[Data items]
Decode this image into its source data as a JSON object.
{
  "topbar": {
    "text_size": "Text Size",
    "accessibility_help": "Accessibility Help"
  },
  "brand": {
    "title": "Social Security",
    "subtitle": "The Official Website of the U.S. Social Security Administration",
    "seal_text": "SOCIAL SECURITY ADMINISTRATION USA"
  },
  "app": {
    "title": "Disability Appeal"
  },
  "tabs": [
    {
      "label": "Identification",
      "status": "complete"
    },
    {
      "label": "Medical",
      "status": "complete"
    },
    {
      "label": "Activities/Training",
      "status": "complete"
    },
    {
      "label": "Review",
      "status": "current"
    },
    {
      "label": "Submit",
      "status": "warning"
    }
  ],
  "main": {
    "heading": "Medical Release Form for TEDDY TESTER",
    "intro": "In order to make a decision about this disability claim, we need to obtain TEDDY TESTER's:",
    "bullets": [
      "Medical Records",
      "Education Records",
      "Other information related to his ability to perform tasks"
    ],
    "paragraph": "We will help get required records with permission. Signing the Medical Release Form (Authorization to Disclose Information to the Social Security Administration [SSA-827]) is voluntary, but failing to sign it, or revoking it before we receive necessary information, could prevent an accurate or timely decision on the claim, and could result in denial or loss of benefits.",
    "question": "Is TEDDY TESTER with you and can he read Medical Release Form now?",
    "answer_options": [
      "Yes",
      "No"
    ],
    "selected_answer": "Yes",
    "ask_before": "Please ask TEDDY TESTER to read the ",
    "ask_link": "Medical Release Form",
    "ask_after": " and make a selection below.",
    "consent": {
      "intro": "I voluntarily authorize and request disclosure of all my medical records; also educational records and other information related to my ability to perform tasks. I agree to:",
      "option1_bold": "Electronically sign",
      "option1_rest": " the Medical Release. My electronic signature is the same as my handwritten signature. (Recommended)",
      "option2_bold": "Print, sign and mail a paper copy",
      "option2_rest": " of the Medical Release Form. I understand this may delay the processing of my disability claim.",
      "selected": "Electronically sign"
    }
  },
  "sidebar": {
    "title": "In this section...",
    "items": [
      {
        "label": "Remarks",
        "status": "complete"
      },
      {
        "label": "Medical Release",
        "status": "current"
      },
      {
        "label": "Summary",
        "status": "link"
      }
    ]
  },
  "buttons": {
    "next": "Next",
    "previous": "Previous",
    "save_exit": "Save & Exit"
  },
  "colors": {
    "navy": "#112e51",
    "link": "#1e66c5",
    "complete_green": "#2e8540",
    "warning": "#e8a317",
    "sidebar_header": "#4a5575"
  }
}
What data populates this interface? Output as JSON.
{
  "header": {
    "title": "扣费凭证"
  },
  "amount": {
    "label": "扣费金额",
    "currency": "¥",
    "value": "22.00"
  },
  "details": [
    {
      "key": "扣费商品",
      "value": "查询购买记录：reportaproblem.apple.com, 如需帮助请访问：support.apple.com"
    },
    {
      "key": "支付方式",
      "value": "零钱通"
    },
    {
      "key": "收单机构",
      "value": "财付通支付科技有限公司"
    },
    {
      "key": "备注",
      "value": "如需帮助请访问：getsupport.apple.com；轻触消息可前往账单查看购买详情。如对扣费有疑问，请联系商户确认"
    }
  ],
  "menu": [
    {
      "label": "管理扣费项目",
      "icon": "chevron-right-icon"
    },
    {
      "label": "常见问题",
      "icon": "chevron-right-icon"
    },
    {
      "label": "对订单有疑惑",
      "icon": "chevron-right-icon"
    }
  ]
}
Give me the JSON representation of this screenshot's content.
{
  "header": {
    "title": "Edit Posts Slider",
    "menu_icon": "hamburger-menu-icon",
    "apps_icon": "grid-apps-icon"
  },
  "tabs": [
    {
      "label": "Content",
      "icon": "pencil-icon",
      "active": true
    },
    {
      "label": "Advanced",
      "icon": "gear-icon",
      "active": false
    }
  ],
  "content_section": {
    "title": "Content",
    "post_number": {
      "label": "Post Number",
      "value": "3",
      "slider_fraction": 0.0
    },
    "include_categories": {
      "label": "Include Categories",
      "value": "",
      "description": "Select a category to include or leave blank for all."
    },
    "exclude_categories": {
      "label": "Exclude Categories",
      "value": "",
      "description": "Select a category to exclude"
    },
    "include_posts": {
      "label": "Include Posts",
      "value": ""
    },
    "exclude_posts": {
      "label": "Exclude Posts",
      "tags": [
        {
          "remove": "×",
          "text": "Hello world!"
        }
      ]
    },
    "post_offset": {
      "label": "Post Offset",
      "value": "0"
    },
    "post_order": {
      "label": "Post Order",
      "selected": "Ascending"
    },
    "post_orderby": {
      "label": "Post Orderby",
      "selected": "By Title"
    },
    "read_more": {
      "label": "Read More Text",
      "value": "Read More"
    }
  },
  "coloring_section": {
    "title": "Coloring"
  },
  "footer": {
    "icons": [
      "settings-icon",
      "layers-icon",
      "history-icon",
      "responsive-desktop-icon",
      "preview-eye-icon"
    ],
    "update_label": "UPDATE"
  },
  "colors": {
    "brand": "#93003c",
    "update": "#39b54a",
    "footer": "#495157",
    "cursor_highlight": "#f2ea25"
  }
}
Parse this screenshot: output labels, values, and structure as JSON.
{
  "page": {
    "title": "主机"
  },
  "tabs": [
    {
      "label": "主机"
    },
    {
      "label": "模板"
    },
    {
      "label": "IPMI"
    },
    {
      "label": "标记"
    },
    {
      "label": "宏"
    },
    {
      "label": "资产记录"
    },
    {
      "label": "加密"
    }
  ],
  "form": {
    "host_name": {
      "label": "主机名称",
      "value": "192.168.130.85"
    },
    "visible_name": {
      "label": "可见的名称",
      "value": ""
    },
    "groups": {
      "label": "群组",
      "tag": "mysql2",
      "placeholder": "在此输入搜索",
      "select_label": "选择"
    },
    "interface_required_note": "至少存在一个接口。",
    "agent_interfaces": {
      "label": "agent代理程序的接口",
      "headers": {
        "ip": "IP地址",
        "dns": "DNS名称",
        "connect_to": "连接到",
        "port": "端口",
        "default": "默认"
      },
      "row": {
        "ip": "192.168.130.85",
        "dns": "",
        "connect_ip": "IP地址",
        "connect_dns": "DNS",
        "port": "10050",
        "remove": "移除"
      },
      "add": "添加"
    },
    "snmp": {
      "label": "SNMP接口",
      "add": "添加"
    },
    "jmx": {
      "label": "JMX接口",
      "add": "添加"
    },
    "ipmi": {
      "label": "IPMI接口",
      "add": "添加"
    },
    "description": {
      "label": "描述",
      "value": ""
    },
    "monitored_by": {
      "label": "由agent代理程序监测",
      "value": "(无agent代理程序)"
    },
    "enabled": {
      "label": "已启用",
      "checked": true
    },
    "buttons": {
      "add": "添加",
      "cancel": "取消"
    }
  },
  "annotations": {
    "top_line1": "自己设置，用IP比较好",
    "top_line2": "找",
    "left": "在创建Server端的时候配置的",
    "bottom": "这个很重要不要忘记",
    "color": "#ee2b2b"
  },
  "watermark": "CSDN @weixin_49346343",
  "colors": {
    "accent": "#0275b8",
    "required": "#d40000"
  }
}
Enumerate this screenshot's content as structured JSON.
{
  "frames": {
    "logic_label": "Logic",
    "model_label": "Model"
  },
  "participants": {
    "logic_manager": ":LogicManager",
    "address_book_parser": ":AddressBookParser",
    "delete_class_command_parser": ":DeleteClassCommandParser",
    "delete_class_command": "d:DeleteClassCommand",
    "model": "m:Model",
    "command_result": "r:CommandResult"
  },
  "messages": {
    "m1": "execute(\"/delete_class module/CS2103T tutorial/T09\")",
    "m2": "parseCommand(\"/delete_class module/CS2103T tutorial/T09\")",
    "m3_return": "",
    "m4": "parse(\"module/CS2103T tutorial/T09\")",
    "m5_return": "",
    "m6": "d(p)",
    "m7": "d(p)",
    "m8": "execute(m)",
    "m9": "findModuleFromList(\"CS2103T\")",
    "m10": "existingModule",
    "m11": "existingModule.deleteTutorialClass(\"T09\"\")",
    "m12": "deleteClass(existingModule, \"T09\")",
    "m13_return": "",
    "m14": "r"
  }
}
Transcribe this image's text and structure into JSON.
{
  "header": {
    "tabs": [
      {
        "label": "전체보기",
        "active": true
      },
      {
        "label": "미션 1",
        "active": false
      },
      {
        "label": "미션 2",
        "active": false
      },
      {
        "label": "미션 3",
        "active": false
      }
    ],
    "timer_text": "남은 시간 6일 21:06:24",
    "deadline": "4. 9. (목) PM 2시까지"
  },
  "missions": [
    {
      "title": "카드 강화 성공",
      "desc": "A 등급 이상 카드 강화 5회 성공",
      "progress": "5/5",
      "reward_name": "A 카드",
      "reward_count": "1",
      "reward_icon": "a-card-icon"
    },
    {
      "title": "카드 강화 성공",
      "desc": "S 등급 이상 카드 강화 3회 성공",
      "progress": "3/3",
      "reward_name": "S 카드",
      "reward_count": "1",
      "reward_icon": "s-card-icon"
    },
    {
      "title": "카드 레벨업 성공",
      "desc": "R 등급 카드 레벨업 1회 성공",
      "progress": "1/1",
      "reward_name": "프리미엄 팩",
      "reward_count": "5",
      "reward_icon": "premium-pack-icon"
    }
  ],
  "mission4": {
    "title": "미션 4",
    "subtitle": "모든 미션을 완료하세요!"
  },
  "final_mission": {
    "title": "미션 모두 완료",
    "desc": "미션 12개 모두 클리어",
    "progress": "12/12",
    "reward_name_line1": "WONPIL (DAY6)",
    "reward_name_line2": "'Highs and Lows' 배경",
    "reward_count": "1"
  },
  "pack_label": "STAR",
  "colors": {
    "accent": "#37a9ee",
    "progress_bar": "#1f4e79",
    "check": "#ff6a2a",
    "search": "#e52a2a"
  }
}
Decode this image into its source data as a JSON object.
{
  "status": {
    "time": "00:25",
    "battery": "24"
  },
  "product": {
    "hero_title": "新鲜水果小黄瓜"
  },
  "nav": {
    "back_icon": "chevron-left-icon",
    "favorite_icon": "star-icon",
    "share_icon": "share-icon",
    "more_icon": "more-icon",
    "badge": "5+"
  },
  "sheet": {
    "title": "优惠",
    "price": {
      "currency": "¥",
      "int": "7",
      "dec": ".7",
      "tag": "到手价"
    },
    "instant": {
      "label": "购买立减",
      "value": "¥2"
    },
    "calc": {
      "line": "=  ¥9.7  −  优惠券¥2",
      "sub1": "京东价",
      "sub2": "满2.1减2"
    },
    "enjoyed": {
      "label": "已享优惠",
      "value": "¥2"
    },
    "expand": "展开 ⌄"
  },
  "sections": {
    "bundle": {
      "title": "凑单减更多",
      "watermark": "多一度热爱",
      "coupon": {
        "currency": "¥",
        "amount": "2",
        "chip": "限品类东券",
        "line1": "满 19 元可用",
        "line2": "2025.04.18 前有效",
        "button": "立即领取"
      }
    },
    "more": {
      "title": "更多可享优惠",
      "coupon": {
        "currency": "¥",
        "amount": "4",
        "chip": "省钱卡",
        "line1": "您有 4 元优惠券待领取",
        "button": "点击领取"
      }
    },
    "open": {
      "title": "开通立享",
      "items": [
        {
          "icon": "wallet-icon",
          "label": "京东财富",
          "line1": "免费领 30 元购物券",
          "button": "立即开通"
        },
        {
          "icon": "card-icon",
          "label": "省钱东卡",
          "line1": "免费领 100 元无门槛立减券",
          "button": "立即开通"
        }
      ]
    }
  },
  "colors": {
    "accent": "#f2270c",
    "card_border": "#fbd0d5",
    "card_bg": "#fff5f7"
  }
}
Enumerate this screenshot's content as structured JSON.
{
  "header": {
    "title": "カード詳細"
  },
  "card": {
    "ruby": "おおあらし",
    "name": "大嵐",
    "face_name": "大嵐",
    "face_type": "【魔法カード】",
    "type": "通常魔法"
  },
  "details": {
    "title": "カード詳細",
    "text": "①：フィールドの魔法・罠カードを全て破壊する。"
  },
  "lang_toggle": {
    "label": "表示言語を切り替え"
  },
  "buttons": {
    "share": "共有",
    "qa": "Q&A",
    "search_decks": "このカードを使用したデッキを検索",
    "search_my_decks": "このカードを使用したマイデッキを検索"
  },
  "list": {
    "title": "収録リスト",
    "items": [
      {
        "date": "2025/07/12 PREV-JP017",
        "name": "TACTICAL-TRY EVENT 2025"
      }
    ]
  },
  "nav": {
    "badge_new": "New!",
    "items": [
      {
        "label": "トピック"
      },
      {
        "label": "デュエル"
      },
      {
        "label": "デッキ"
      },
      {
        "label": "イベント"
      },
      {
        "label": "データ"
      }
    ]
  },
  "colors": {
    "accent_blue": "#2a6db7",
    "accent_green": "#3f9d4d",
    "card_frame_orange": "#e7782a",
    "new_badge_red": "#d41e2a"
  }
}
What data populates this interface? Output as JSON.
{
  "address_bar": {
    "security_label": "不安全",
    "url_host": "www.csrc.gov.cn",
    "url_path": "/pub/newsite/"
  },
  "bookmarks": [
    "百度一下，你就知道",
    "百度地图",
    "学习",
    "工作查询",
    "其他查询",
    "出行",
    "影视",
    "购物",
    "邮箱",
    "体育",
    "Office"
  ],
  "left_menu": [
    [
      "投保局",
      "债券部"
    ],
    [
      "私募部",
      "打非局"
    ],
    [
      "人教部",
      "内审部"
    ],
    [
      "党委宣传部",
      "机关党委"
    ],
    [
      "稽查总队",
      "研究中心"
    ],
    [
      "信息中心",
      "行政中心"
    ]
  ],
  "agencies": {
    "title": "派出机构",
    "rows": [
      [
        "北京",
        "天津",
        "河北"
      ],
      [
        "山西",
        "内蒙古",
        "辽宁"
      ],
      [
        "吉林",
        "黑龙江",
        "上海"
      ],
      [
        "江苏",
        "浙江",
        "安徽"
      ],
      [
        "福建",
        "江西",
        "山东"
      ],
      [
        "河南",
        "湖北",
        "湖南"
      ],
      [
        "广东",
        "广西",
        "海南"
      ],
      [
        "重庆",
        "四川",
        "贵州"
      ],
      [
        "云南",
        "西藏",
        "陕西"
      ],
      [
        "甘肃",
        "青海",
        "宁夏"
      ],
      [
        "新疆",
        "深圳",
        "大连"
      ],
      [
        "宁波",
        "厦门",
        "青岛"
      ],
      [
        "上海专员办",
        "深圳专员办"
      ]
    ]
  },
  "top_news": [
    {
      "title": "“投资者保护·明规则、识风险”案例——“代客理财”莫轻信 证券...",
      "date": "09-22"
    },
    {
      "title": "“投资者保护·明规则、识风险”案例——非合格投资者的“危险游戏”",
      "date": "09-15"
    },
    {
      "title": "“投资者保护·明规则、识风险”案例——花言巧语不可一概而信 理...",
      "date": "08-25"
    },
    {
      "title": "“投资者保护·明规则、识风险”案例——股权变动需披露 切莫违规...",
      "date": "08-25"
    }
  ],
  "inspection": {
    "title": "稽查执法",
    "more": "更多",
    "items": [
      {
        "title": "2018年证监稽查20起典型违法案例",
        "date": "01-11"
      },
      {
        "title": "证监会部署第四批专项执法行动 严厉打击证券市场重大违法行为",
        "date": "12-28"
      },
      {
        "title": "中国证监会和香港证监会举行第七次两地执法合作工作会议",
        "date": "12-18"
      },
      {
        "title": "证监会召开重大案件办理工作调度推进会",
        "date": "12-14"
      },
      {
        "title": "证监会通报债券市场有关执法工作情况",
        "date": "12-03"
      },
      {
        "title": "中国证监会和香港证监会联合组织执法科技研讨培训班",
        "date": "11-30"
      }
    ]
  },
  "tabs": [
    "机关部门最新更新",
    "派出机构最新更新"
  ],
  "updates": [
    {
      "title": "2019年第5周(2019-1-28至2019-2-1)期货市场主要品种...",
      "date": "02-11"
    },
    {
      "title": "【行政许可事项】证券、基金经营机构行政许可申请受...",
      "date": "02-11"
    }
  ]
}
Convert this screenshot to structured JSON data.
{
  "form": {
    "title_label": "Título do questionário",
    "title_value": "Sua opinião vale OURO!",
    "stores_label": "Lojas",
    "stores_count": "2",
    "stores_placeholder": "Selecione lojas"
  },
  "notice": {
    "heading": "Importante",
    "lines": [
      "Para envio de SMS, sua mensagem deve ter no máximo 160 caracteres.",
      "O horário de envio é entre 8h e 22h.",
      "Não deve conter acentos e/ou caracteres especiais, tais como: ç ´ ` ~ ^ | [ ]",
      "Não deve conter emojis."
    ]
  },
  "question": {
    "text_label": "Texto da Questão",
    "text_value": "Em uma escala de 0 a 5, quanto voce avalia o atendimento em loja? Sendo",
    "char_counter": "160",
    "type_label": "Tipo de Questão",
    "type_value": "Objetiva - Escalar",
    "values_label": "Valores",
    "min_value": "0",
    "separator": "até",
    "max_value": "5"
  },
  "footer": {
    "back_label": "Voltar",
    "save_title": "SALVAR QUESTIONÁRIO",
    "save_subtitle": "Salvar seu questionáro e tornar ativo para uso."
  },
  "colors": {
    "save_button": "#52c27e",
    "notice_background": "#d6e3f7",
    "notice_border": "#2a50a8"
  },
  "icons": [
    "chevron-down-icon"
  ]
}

- _What needs to be done_
Take every line containing the word "deve" and copy it.

- _Worked answer_
      "Para envio de SMS, sua mensagem deve ter no máximo 160 caracteres.",
      "Não deve conter acentos e/ou caracteres especiais, tais como: ç ´ ` ~ ^ | [ ]",
      "Não deve conter emojis."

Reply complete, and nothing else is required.